-- Start --

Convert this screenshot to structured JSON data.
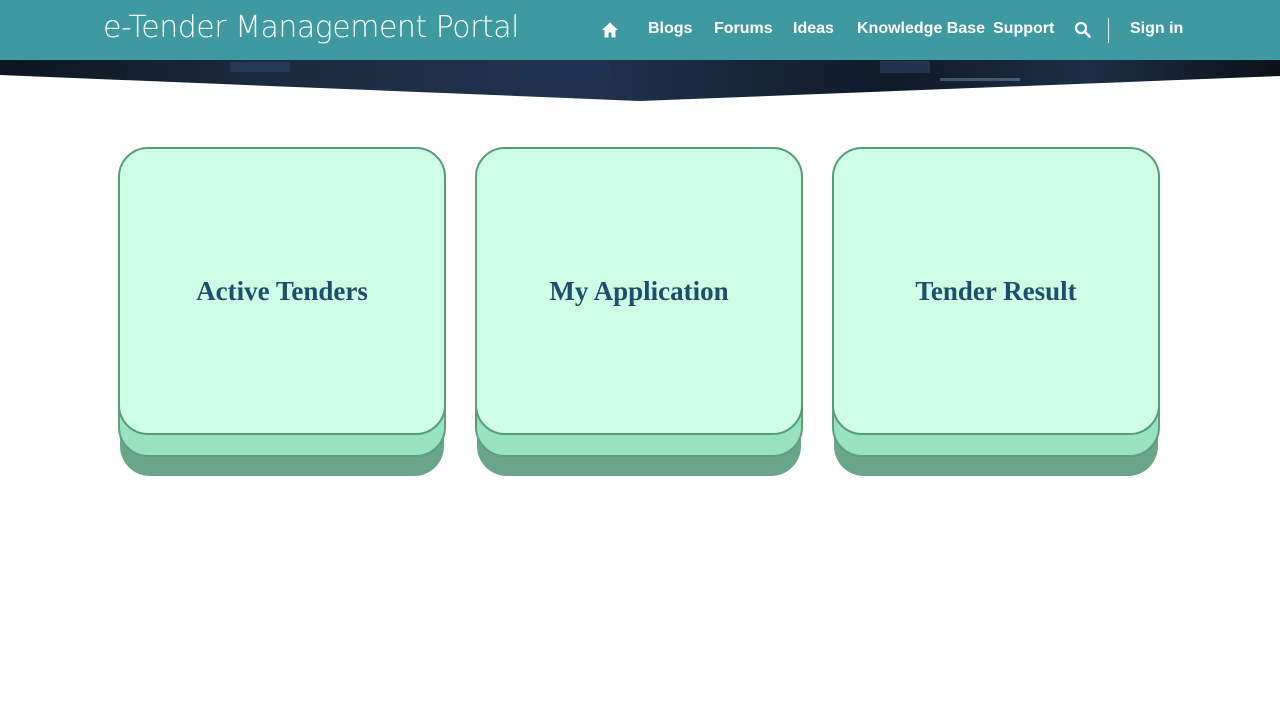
{
  "header": {
    "brand": "e-Tender Management Portal",
    "nav": [
      {
        "label": "Blogs"
      },
      {
        "label": "Forums"
      },
      {
        "label": "Ideas"
      },
      {
        "label": "Knowledge Base"
      },
      {
        "label": "Support"
      }
    ],
    "sign_in": "Sign in",
    "icons": {
      "home": "home-icon",
      "search": "search-icon"
    },
    "colors": {
      "bar": "#3e9aa0",
      "text": "#ffffff"
    }
  },
  "tiles": [
    {
      "label": "Active Tenders"
    },
    {
      "label": "My Application"
    },
    {
      "label": "Tender Result"
    }
  ],
  "colors": {
    "tile_face": "#cefee6",
    "tile_edge": "#96e3bd",
    "tile_shadow": "#6aa489",
    "tile_text": "#1f4e6a"
  }
}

-- End --

▶ _WHAT YOU SHOULD DO_
Pictures are excluded; copy every other part of the records exactly.

▶ _PROBLEM SOLUTION_
Convert this screenshot to structured JSON data.
{
  "header": {
    "brand": "e-Tender Management Portal",
    "nav": [
      {
        "label": "Blogs"
      },
      {
        "label": "Forums"
      },
      {
        "label": "Ideas"
      },
      {
        "label": "Knowledge Base"
      },
      {
        "label": "Support"
      }
    ],
    "sign_in": "Sign in",
    "icons": {
      "home": "home-icon",
      "search": "search-icon"
    },
    "colors": {
      "bar": "#3e9aa0",
      "text": "#ffffff"
    }
  },
  "tiles": [
    {
      "label": "Active Tenders"
    },
    {
      "label": "My Application"
    },
    {
      "label": "Tender Result"
    }
  ],
  "colors": {
    "tile_face": "#cefee6",
    "tile_edge": "#96e3bd",
    "tile_shadow": "#6aa489",
    "tile_text": "#1f4e6a"
  }
}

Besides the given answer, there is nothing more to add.